- _Stated exercise_
Pick out every line with the word "this" and copy it.

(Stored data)

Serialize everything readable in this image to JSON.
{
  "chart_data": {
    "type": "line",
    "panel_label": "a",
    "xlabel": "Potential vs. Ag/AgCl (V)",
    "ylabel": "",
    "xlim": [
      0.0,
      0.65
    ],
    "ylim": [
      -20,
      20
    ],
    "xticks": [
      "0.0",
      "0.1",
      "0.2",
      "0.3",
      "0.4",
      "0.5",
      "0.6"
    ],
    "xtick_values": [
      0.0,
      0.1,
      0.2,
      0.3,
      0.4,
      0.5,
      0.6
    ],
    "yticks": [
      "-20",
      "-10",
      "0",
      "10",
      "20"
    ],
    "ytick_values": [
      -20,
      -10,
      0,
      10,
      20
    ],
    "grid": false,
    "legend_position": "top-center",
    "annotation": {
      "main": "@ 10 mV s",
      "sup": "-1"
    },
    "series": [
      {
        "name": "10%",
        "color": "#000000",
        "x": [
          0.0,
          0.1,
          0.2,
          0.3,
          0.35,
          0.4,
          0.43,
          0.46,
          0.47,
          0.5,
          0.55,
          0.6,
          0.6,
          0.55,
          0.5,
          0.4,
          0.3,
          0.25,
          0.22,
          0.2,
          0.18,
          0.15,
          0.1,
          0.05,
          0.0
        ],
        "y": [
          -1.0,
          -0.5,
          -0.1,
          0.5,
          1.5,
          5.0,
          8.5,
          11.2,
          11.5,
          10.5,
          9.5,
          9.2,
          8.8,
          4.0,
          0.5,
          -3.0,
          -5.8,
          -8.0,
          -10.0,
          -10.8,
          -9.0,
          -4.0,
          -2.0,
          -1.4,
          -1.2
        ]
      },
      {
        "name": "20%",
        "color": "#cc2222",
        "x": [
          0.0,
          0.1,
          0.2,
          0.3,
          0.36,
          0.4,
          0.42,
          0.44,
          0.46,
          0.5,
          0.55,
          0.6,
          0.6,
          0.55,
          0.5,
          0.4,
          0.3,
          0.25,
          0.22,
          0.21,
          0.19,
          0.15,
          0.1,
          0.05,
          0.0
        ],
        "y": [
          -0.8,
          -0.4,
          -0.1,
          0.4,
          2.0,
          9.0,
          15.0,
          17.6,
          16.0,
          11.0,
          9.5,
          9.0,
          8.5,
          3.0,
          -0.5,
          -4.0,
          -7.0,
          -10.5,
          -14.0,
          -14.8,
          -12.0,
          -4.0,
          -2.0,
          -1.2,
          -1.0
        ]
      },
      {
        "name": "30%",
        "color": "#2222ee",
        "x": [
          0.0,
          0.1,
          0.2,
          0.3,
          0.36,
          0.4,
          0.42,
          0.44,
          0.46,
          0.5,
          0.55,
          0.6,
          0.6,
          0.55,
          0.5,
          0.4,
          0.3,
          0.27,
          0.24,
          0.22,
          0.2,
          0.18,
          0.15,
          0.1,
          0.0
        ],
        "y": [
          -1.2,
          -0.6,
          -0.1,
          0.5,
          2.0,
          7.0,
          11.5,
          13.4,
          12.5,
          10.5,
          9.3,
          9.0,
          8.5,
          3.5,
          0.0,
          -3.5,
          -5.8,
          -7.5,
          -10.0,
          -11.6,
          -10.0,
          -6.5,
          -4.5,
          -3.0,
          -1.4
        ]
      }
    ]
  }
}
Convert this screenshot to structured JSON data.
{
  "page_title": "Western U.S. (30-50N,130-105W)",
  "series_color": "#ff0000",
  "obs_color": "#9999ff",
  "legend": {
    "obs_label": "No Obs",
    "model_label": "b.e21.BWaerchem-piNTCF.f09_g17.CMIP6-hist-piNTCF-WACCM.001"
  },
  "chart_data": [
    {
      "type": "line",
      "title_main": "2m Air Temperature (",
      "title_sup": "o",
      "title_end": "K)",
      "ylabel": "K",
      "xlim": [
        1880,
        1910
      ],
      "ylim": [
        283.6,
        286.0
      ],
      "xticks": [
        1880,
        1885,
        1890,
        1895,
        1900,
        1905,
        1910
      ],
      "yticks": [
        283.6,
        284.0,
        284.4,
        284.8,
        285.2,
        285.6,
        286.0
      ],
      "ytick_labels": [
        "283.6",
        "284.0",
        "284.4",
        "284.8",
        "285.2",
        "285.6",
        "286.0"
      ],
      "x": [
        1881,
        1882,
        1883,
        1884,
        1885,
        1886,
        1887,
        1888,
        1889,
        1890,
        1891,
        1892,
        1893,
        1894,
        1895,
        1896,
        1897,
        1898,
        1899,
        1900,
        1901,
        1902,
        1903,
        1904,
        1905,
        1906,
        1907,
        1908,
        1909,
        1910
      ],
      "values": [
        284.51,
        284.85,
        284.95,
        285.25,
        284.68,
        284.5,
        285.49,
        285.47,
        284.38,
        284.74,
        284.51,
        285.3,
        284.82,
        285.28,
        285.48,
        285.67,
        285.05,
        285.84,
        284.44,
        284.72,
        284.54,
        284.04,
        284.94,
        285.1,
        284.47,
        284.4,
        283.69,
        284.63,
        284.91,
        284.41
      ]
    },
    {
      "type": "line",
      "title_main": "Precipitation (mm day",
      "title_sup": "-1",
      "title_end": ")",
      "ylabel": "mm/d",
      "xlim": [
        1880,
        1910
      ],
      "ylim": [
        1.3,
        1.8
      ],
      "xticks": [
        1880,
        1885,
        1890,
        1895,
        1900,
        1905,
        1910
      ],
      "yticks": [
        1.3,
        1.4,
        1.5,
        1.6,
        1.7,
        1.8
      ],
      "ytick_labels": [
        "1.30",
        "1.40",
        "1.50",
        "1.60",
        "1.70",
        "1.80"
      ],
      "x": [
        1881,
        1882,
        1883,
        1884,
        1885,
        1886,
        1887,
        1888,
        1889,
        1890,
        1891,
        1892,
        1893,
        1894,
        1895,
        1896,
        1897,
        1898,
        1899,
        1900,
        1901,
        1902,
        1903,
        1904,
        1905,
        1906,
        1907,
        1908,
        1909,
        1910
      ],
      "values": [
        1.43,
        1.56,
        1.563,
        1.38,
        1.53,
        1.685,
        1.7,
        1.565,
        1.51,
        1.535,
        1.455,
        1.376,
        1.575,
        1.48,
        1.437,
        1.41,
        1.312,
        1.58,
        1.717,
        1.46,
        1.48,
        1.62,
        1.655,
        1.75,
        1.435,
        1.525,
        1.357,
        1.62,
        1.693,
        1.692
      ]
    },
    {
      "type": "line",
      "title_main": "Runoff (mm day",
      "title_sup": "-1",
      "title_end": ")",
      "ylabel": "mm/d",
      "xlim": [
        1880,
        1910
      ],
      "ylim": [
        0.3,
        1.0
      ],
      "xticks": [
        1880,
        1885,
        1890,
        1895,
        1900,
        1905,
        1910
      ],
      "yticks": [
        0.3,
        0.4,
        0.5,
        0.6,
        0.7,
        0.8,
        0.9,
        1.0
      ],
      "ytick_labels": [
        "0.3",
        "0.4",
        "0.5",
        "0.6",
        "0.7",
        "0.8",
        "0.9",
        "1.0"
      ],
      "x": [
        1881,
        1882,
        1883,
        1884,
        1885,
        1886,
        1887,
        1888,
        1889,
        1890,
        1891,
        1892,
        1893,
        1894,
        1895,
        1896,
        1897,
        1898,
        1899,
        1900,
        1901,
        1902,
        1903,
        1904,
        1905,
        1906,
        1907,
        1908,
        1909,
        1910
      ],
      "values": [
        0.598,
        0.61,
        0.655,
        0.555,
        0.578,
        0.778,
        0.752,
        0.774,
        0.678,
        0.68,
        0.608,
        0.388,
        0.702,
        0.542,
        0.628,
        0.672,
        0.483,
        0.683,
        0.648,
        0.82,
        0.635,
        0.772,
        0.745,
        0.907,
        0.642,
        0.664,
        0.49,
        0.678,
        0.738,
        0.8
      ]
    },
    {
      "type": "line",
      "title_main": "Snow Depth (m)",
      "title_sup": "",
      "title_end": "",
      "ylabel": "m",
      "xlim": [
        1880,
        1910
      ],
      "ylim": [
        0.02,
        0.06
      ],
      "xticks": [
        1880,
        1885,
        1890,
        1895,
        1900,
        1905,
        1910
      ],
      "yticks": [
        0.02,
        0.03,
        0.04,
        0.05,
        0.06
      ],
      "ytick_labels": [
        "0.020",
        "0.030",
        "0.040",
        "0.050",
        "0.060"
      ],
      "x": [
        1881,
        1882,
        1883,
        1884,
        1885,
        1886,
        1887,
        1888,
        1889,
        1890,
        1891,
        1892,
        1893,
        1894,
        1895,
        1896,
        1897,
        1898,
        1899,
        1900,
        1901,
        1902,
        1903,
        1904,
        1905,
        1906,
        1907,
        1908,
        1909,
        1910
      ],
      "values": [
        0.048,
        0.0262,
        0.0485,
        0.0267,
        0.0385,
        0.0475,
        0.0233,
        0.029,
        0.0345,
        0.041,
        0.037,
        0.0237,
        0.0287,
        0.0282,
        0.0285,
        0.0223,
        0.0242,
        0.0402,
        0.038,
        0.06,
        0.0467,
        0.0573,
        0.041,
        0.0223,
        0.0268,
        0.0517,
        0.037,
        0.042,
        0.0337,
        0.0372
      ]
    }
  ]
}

- _Full solution_
Serialize everything readable in this image to JSON.
Convert this screenshot to structured JSON data.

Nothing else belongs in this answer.